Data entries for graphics

========================

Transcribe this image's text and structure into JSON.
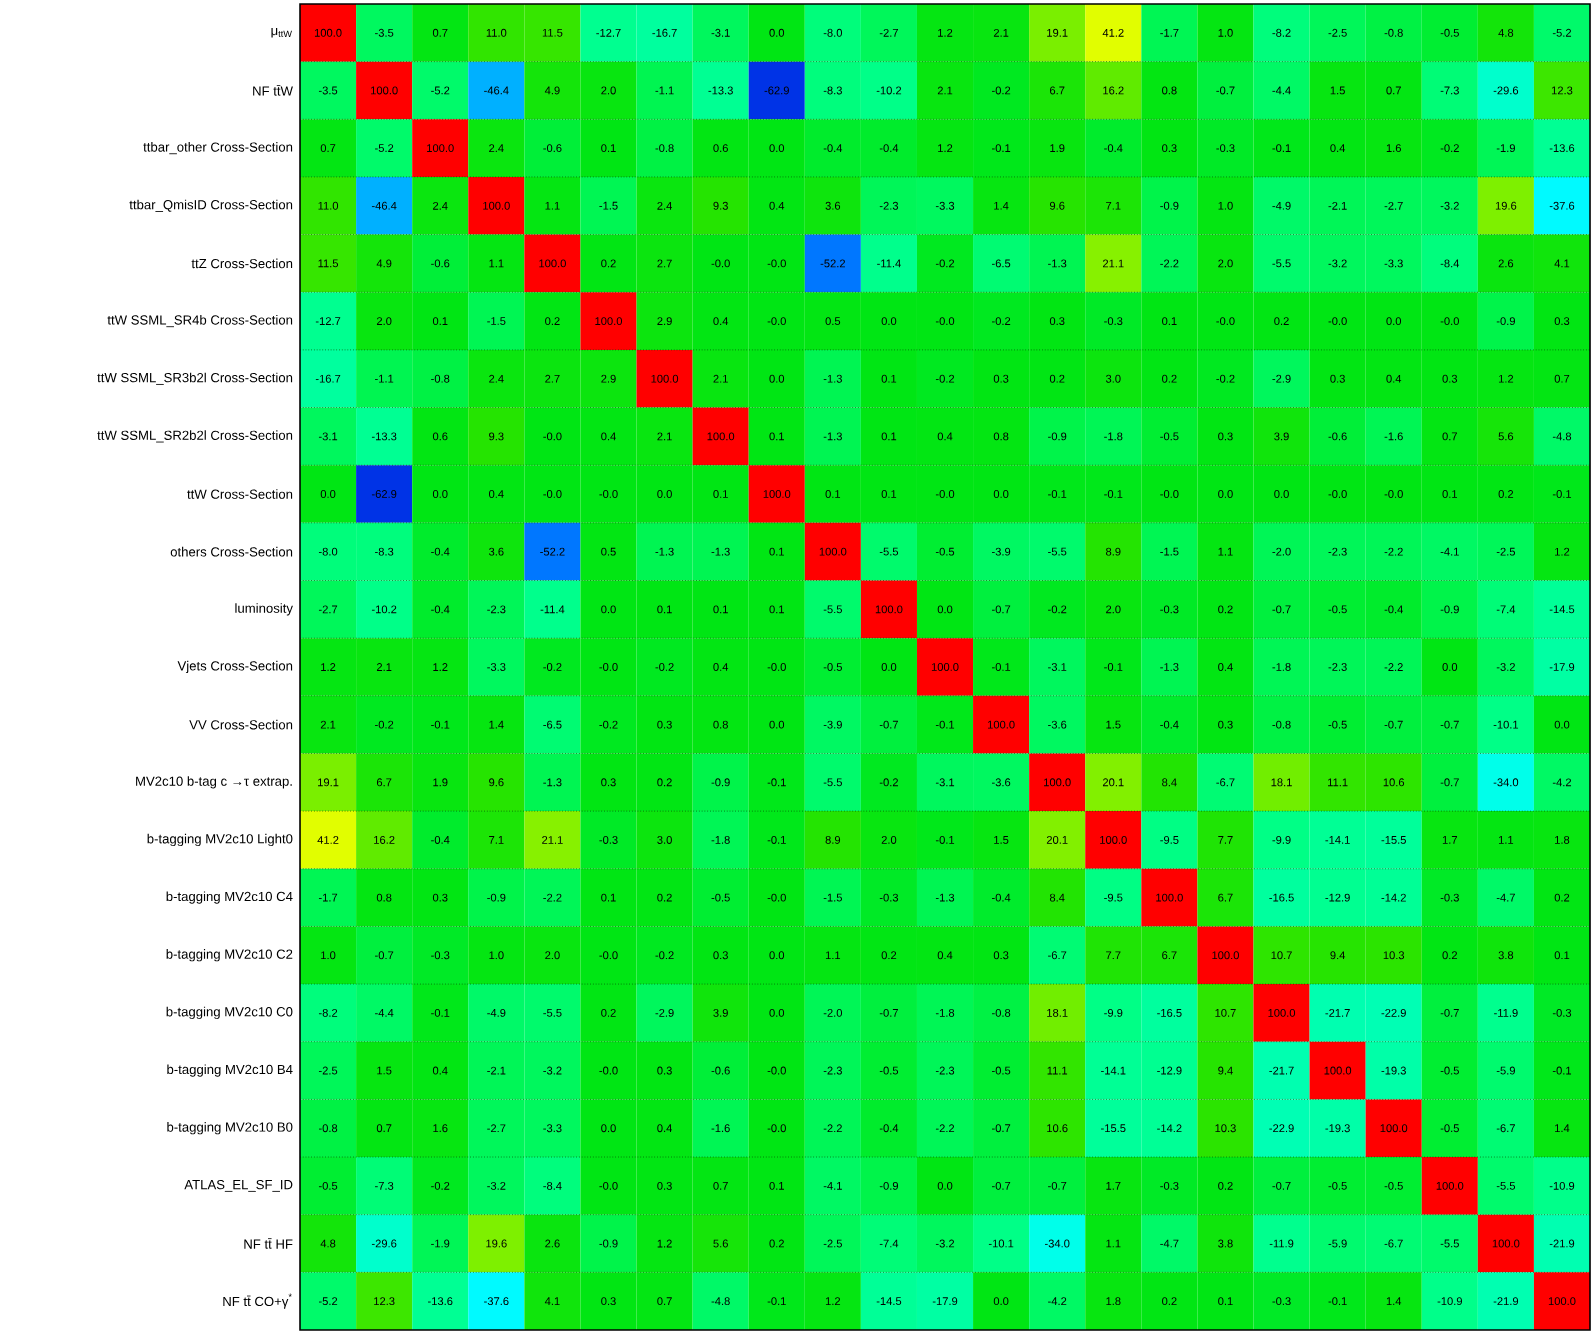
{
  "chart_data": {
    "type": "heatmap",
    "categories": [
      null,
      null,
      null,
      null,
      null,
      null,
      null,
      null,
      null,
      null,
      null,
      null,
      null,
      null,
      null,
      null,
      null,
      null,
      null,
      null,
      null,
      null,
      null
    ],
    "y_categories": [
      "μ$_{ttW}$",
      "NF tt̄W",
      "ttbar_other Cross-Section",
      "ttbar_QmisID Cross-Section",
      "ttZ Cross-Section",
      "ttW SSML_SR4b Cross-Section",
      "ttW SSML_SR3b2l Cross-Section",
      "ttW SSML_SR2b2l Cross-Section",
      "ttW Cross-Section",
      "others Cross-Section",
      "luminosity",
      "Vjets Cross-Section",
      "VV Cross-Section",
      "MV2c10 b-tag c →τ extrap.",
      "b-tagging MV2c10 Light0",
      "b-tagging MV2c10 C4",
      "b-tagging MV2c10 C2",
      "b-tagging MV2c10 C0",
      "b-tagging MV2c10 B4",
      "b-tagging MV2c10 B0",
      "ATLAS_EL_SF_ID",
      "NF tt̄ HF",
      "NF tt̄ CO+γ$^{*}$"
    ],
    "cells": [
      [
        100.0,
        -3.5,
        0.7,
        11.0,
        11.5,
        -12.7,
        -16.7,
        -3.1,
        0.0,
        -8.0,
        -2.7,
        1.2,
        2.1,
        19.1,
        41.2,
        -1.7,
        1.0,
        -8.2,
        -2.5,
        -0.8,
        -0.5,
        4.8,
        -5.2
      ],
      [
        -3.5,
        100.0,
        -5.2,
        -46.4,
        4.9,
        2.0,
        -1.1,
        -13.3,
        -62.9,
        -8.3,
        -10.2,
        2.1,
        -0.2,
        6.7,
        16.2,
        0.8,
        -0.7,
        -4.4,
        1.5,
        0.7,
        -7.3,
        -29.6,
        12.3
      ],
      [
        0.7,
        -5.2,
        100.0,
        2.4,
        -0.6,
        0.1,
        -0.8,
        0.6,
        0.0,
        -0.4,
        -0.4,
        1.2,
        -0.1,
        1.9,
        -0.4,
        0.3,
        -0.3,
        -0.1,
        0.4,
        1.6,
        -0.2,
        -1.9,
        -13.6
      ],
      [
        11.0,
        -46.4,
        2.4,
        100.0,
        1.1,
        -1.5,
        2.4,
        9.3,
        0.4,
        3.6,
        -2.3,
        -3.3,
        1.4,
        9.6,
        7.1,
        -0.9,
        1.0,
        -4.9,
        -2.1,
        -2.7,
        -3.2,
        19.6,
        -37.6
      ],
      [
        11.5,
        4.9,
        -0.6,
        1.1,
        100.0,
        0.2,
        2.7,
        -0.0,
        -0.0,
        -52.2,
        -11.4,
        -0.2,
        -6.5,
        -1.3,
        21.1,
        -2.2,
        2.0,
        -5.5,
        -3.2,
        -3.3,
        -8.4,
        2.6,
        4.1
      ],
      [
        -12.7,
        2.0,
        0.1,
        -1.5,
        0.2,
        100.0,
        2.9,
        0.4,
        -0.0,
        0.5,
        0.0,
        -0.0,
        -0.2,
        0.3,
        -0.3,
        0.1,
        -0.0,
        0.2,
        -0.0,
        0.0,
        -0.0,
        -0.9,
        0.3
      ],
      [
        -16.7,
        -1.1,
        -0.8,
        2.4,
        2.7,
        2.9,
        100.0,
        2.1,
        0.0,
        -1.3,
        0.1,
        -0.2,
        0.3,
        0.2,
        3.0,
        0.2,
        -0.2,
        -2.9,
        0.3,
        0.4,
        0.3,
        1.2,
        0.7
      ],
      [
        -3.1,
        -13.3,
        0.6,
        9.3,
        -0.0,
        0.4,
        2.1,
        100.0,
        0.1,
        -1.3,
        0.1,
        0.4,
        0.8,
        -0.9,
        -1.8,
        -0.5,
        0.3,
        3.9,
        -0.6,
        -1.6,
        0.7,
        5.6,
        -4.8
      ],
      [
        0.0,
        -62.9,
        0.0,
        0.4,
        -0.0,
        -0.0,
        0.0,
        0.1,
        100.0,
        0.1,
        0.1,
        -0.0,
        0.0,
        -0.1,
        -0.1,
        -0.0,
        0.0,
        0.0,
        -0.0,
        -0.0,
        0.1,
        0.2,
        -0.1
      ],
      [
        -8.0,
        -8.3,
        -0.4,
        3.6,
        -52.2,
        0.5,
        -1.3,
        -1.3,
        0.1,
        100.0,
        -5.5,
        -0.5,
        -3.9,
        -5.5,
        8.9,
        -1.5,
        1.1,
        -2.0,
        -2.3,
        -2.2,
        -4.1,
        -2.5,
        1.2
      ],
      [
        -2.7,
        -10.2,
        -0.4,
        -2.3,
        -11.4,
        0.0,
        0.1,
        0.1,
        0.1,
        -5.5,
        100.0,
        0.0,
        -0.7,
        -0.2,
        2.0,
        -0.3,
        0.2,
        -0.7,
        -0.5,
        -0.4,
        -0.9,
        -7.4,
        -14.5
      ],
      [
        1.2,
        2.1,
        1.2,
        -3.3,
        -0.2,
        -0.0,
        -0.2,
        0.4,
        -0.0,
        -0.5,
        0.0,
        100.0,
        -0.1,
        -3.1,
        -0.1,
        -1.3,
        0.4,
        -1.8,
        -2.3,
        -2.2,
        0.0,
        -3.2,
        -17.9
      ],
      [
        2.1,
        -0.2,
        -0.1,
        1.4,
        -6.5,
        -0.2,
        0.3,
        0.8,
        0.0,
        -3.9,
        -0.7,
        -0.1,
        100.0,
        -3.6,
        1.5,
        -0.4,
        0.3,
        -0.8,
        -0.5,
        -0.7,
        -0.7,
        -10.1,
        0.0
      ],
      [
        19.1,
        6.7,
        1.9,
        9.6,
        -1.3,
        0.3,
        0.2,
        -0.9,
        -0.1,
        -5.5,
        -0.2,
        -3.1,
        -3.6,
        100.0,
        20.1,
        8.4,
        -6.7,
        18.1,
        11.1,
        10.6,
        -0.7,
        -34.0,
        -4.2
      ],
      [
        41.2,
        16.2,
        -0.4,
        7.1,
        21.1,
        -0.3,
        3.0,
        -1.8,
        -0.1,
        8.9,
        2.0,
        -0.1,
        1.5,
        20.1,
        100.0,
        -9.5,
        7.7,
        -9.9,
        -14.1,
        -15.5,
        1.7,
        1.1,
        1.8
      ],
      [
        -1.7,
        0.8,
        0.3,
        -0.9,
        -2.2,
        0.1,
        0.2,
        -0.5,
        -0.0,
        -1.5,
        -0.3,
        -1.3,
        -0.4,
        8.4,
        -9.5,
        100.0,
        6.7,
        -16.5,
        -12.9,
        -14.2,
        -0.3,
        -4.7,
        0.2
      ],
      [
        1.0,
        -0.7,
        -0.3,
        1.0,
        2.0,
        -0.0,
        -0.2,
        0.3,
        0.0,
        1.1,
        0.2,
        0.4,
        0.3,
        -6.7,
        7.7,
        6.7,
        100.0,
        10.7,
        9.4,
        10.3,
        0.2,
        3.8,
        0.1
      ],
      [
        -8.2,
        -4.4,
        -0.1,
        -4.9,
        -5.5,
        0.2,
        -2.9,
        3.9,
        0.0,
        -2.0,
        -0.7,
        -1.8,
        -0.8,
        18.1,
        -9.9,
        -16.5,
        10.7,
        100.0,
        -21.7,
        -22.9,
        -0.7,
        -11.9,
        -0.3
      ],
      [
        -2.5,
        1.5,
        0.4,
        -2.1,
        -3.2,
        -0.0,
        0.3,
        -0.6,
        -0.0,
        -2.3,
        -0.5,
        -2.3,
        -0.5,
        11.1,
        -14.1,
        -12.9,
        9.4,
        -21.7,
        100.0,
        -19.3,
        -0.5,
        -5.9,
        -0.1
      ],
      [
        -0.8,
        0.7,
        1.6,
        -2.7,
        -3.3,
        0.0,
        0.4,
        -1.6,
        -0.0,
        -2.2,
        -0.4,
        -2.2,
        -0.7,
        10.6,
        -15.5,
        -14.2,
        10.3,
        -22.9,
        -19.3,
        100.0,
        -0.5,
        -6.7,
        1.4
      ],
      [
        -0.5,
        -7.3,
        -0.2,
        -3.2,
        -8.4,
        -0.0,
        0.3,
        0.7,
        0.1,
        -4.1,
        -0.9,
        0.0,
        -0.7,
        -0.7,
        1.7,
        -0.3,
        0.2,
        -0.7,
        -0.5,
        -0.5,
        100.0,
        -5.5,
        -10.9
      ],
      [
        4.8,
        -29.6,
        -1.9,
        19.6,
        2.6,
        -0.9,
        1.2,
        5.6,
        0.2,
        -2.5,
        -7.4,
        -3.2,
        -10.1,
        -34.0,
        1.1,
        -4.7,
        3.8,
        -11.9,
        -5.9,
        -6.7,
        -5.5,
        100.0,
        -21.9
      ],
      [
        -5.2,
        12.3,
        -13.6,
        -37.6,
        4.1,
        0.3,
        0.7,
        -4.8,
        -0.1,
        1.2,
        -14.5,
        -17.9,
        0.0,
        -4.2,
        1.8,
        0.2,
        0.1,
        -0.3,
        -0.1,
        1.4,
        -10.9,
        -21.9,
        100.0
      ]
    ],
    "cell_labels": [
      [
        "100.0",
        "-3.5",
        "0.7",
        "11.0",
        "11.5",
        "-12.7",
        "-16.7",
        "-3.1",
        "0.0",
        "-8.0",
        "-2.7",
        "1.2",
        "2.1",
        "19.1",
        "41.2",
        "-1.7",
        "1.0",
        "-8.2",
        "-2.5",
        "-0.8",
        "-0.5",
        "4.8",
        "-5.2"
      ],
      [
        "-3.5",
        "100.0",
        "-5.2",
        "-46.4",
        "4.9",
        "2.0",
        "-1.1",
        "-13.3",
        "-62.9",
        "-8.3",
        "-10.2",
        "2.1",
        "-0.2",
        "6.7",
        "16.2",
        "0.8",
        "-0.7",
        "-4.4",
        "1.5",
        "0.7",
        "-7.3",
        "-29.6",
        "12.3"
      ],
      [
        "0.7",
        "-5.2",
        "100.0",
        "2.4",
        "-0.6",
        "0.1",
        "-0.8",
        "0.6",
        "0.0",
        "-0.4",
        "-0.4",
        "1.2",
        "-0.1",
        "1.9",
        "-0.4",
        "0.3",
        "-0.3",
        "-0.1",
        "0.4",
        "1.6",
        "-0.2",
        "-1.9",
        "-13.6"
      ],
      [
        "11.0",
        "-46.4",
        "2.4",
        "100.0",
        "1.1",
        "-1.5",
        "2.4",
        "9.3",
        "0.4",
        "3.6",
        "-2.3",
        "-3.3",
        "1.4",
        "9.6",
        "7.1",
        "-0.9",
        "1.0",
        "-4.9",
        "-2.1",
        "-2.7",
        "-3.2",
        "19.6",
        "-37.6"
      ],
      [
        "11.5",
        "4.9",
        "-0.6",
        "1.1",
        "100.0",
        "0.2",
        "2.7",
        "-0.0",
        "-0.0",
        "-52.2",
        "-11.4",
        "-0.2",
        "-6.5",
        "-1.3",
        "21.1",
        "-2.2",
        "2.0",
        "-5.5",
        "-3.2",
        "-3.3",
        "-8.4",
        "2.6",
        "4.1"
      ],
      [
        "-12.7",
        "2.0",
        "0.1",
        "-1.5",
        "0.2",
        "100.0",
        "2.9",
        "0.4",
        "-0.0",
        "0.5",
        "0.0",
        "-0.0",
        "-0.2",
        "0.3",
        "-0.3",
        "0.1",
        "-0.0",
        "0.2",
        "-0.0",
        "0.0",
        "-0.0",
        "-0.9",
        "0.3"
      ],
      [
        "-16.7",
        "-1.1",
        "-0.8",
        "2.4",
        "2.7",
        "2.9",
        "100.0",
        "2.1",
        "0.0",
        "-1.3",
        "0.1",
        "-0.2",
        "0.3",
        "0.2",
        "3.0",
        "0.2",
        "-0.2",
        "-2.9",
        "0.3",
        "0.4",
        "0.3",
        "1.2",
        "0.7"
      ],
      [
        "-3.1",
        "-13.3",
        "0.6",
        "9.3",
        "-0.0",
        "0.4",
        "2.1",
        "100.0",
        "0.1",
        "-1.3",
        "0.1",
        "0.4",
        "0.8",
        "-0.9",
        "-1.8",
        "-0.5",
        "0.3",
        "3.9",
        "-0.6",
        "-1.6",
        "0.7",
        "5.6",
        "-4.8"
      ],
      [
        "0.0",
        "-62.9",
        "0.0",
        "0.4",
        "-0.0",
        "-0.0",
        "0.0",
        "0.1",
        "100.0",
        "0.1",
        "0.1",
        "-0.0",
        "0.0",
        "-0.1",
        "-0.1",
        "-0.0",
        "0.0",
        "0.0",
        "-0.0",
        "-0.0",
        "0.1",
        "0.2",
        "-0.1"
      ],
      [
        "-8.0",
        "-8.3",
        "-0.4",
        "3.6",
        "-52.2",
        "0.5",
        "-1.3",
        "-1.3",
        "0.1",
        "100.0",
        "-5.5",
        "-0.5",
        "-3.9",
        "-5.5",
        "8.9",
        "-1.5",
        "1.1",
        "-2.0",
        "-2.3",
        "-2.2",
        "-4.1",
        "-2.5",
        "1.2"
      ],
      [
        "-2.7",
        "-10.2",
        "-0.4",
        "-2.3",
        "-11.4",
        "0.0",
        "0.1",
        "0.1",
        "0.1",
        "-5.5",
        "100.0",
        "0.0",
        "-0.7",
        "-0.2",
        "2.0",
        "-0.3",
        "0.2",
        "-0.7",
        "-0.5",
        "-0.4",
        "-0.9",
        "-7.4",
        "-14.5"
      ],
      [
        "1.2",
        "2.1",
        "1.2",
        "-3.3",
        "-0.2",
        "-0.0",
        "-0.2",
        "0.4",
        "-0.0",
        "-0.5",
        "0.0",
        "100.0",
        "-0.1",
        "-3.1",
        "-0.1",
        "-1.3",
        "0.4",
        "-1.8",
        "-2.3",
        "-2.2",
        "0.0",
        "-3.2",
        "-17.9"
      ],
      [
        "2.1",
        "-0.2",
        "-0.1",
        "1.4",
        "-6.5",
        "-0.2",
        "0.3",
        "0.8",
        "0.0",
        "-3.9",
        "-0.7",
        "-0.1",
        "100.0",
        "-3.6",
        "1.5",
        "-0.4",
        "0.3",
        "-0.8",
        "-0.5",
        "-0.7",
        "-0.7",
        "-10.1",
        "0.0"
      ],
      [
        "19.1",
        "6.7",
        "1.9",
        "9.6",
        "-1.3",
        "0.3",
        "0.2",
        "-0.9",
        "-0.1",
        "-5.5",
        "-0.2",
        "-3.1",
        "-3.6",
        "100.0",
        "20.1",
        "8.4",
        "-6.7",
        "18.1",
        "11.1",
        "10.6",
        "-0.7",
        "-34.0",
        "-4.2"
      ],
      [
        "41.2",
        "16.2",
        "-0.4",
        "7.1",
        "21.1",
        "-0.3",
        "3.0",
        "-1.8",
        "-0.1",
        "8.9",
        "2.0",
        "-0.1",
        "1.5",
        "20.1",
        "100.0",
        "-9.5",
        "7.7",
        "-9.9",
        "-14.1",
        "-15.5",
        "1.7",
        "1.1",
        "1.8"
      ],
      [
        "-1.7",
        "0.8",
        "0.3",
        "-0.9",
        "-2.2",
        "0.1",
        "0.2",
        "-0.5",
        "-0.0",
        "-1.5",
        "-0.3",
        "-1.3",
        "-0.4",
        "8.4",
        "-9.5",
        "100.0",
        "6.7",
        "-16.5",
        "-12.9",
        "-14.2",
        "-0.3",
        "-4.7",
        "0.2"
      ],
      [
        "1.0",
        "-0.7",
        "-0.3",
        "1.0",
        "2.0",
        "-0.0",
        "-0.2",
        "0.3",
        "0.0",
        "1.1",
        "0.2",
        "0.4",
        "0.3",
        "-6.7",
        "7.7",
        "6.7",
        "100.0",
        "10.7",
        "9.4",
        "10.3",
        "0.2",
        "3.8",
        "0.1"
      ],
      [
        "-8.2",
        "-4.4",
        "-0.1",
        "-4.9",
        "-5.5",
        "0.2",
        "-2.9",
        "3.9",
        "0.0",
        "-2.0",
        "-0.7",
        "-1.8",
        "-0.8",
        "18.1",
        "-9.9",
        "-16.5",
        "10.7",
        "100.0",
        "-21.7",
        "-22.9",
        "-0.7",
        "-11.9",
        "-0.3"
      ],
      [
        "-2.5",
        "1.5",
        "0.4",
        "-2.1",
        "-3.2",
        "-0.0",
        "0.3",
        "-0.6",
        "-0.0",
        "-2.3",
        "-0.5",
        "-2.3",
        "-0.5",
        "11.1",
        "-14.1",
        "-12.9",
        "9.4",
        "-21.7",
        "100.0",
        "-19.3",
        "-0.5",
        "-5.9",
        "-0.1"
      ],
      [
        "-0.8",
        "0.7",
        "1.6",
        "-2.7",
        "-3.3",
        "0.0",
        "0.4",
        "-1.6",
        "-0.0",
        "-2.2",
        "-0.4",
        "-2.2",
        "-0.7",
        "10.6",
        "-15.5",
        "-14.2",
        "10.3",
        "-22.9",
        "-19.3",
        "100.0",
        "-0.5",
        "-6.7",
        "1.4"
      ],
      [
        "-0.5",
        "-7.3",
        "-0.2",
        "-3.2",
        "-8.4",
        "-0.0",
        "0.3",
        "0.7",
        "0.1",
        "-4.1",
        "-0.9",
        "0.0",
        "-0.7",
        "-0.7",
        "1.7",
        "-0.3",
        "0.2",
        "-0.7",
        "-0.5",
        "-0.5",
        "100.0",
        "-5.5",
        "-10.9"
      ],
      [
        "4.8",
        "-29.6",
        "-1.9",
        "19.6",
        "2.6",
        "-0.9",
        "1.2",
        "5.6",
        "0.2",
        "-2.5",
        "-7.4",
        "-3.2",
        "-10.1",
        "-34.0",
        "1.1",
        "-4.7",
        "3.8",
        "-11.9",
        "-5.9",
        "-6.7",
        "-5.5",
        "100.0",
        "-21.9"
      ],
      [
        "-5.2",
        "12.3",
        "-13.6",
        "-37.6",
        "4.1",
        "0.3",
        "0.7",
        "-4.8",
        "-0.1",
        "1.2",
        "-14.5",
        "-17.9",
        "0.0",
        "-4.2",
        "1.8",
        "0.2",
        "0.1",
        "-0.3",
        "-0.1",
        "1.4",
        "-10.9",
        "-21.9",
        "100.0"
      ]
    ],
    "data_labels": true,
    "grid": true
  }
}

========================

What the task requires
Where a line above contains the word "tagging", copy that line.

Task response
      "b-tagging MV2c10 Light0",
      "b-tagging MV2c10 C4",
      "b-tagging MV2c10 C2",
      "b-tagging MV2c10 C0",
      "b-tagging MV2c10 B4",
      "b-tagging MV2c10 B0",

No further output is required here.